* [What you need to do]
Go through the records and show each line where the word "Nach" occurs.
○ ○ ○ ○ ○
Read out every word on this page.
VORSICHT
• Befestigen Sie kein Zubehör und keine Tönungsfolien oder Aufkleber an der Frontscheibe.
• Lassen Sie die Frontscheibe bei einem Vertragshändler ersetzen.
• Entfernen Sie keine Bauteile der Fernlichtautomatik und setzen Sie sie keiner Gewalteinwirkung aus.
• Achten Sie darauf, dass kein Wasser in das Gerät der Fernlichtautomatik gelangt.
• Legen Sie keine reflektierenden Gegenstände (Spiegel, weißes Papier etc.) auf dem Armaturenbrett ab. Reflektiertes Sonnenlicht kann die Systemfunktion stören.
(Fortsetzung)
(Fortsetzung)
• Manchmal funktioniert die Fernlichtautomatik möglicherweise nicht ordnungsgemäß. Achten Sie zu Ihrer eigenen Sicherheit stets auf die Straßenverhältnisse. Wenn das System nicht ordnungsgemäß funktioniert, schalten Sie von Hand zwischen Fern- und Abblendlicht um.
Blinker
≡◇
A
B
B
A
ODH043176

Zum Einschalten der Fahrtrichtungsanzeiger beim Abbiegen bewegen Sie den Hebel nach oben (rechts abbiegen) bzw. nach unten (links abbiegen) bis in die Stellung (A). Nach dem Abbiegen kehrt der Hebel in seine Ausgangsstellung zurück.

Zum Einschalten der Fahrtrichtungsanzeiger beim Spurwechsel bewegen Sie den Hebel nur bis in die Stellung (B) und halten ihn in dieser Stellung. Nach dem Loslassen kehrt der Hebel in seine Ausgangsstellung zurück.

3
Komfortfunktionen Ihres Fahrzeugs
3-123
○ ○ ○ ○ ○
* [The completed task]
Zum Einschalten der Fahrtrichtungsanzeiger beim Abbiegen bewegen Sie den Hebel nach oben (rechts abbiegen) bzw. nach unten (links abbiegen) bis in die Stellung (A). Nach dem Abbiegen kehrt der Hebel in seine Ausgangsstellung zurück.
Zum Einschalten der Fahrtrichtungsanzeiger beim Spurwechsel bewegen Sie den Hebel nur bis in die Stellung (B) und halten ihn in dieser Stellung. Nach dem Loslassen kehrt der Hebel in seine Ausgangsstellung zurück.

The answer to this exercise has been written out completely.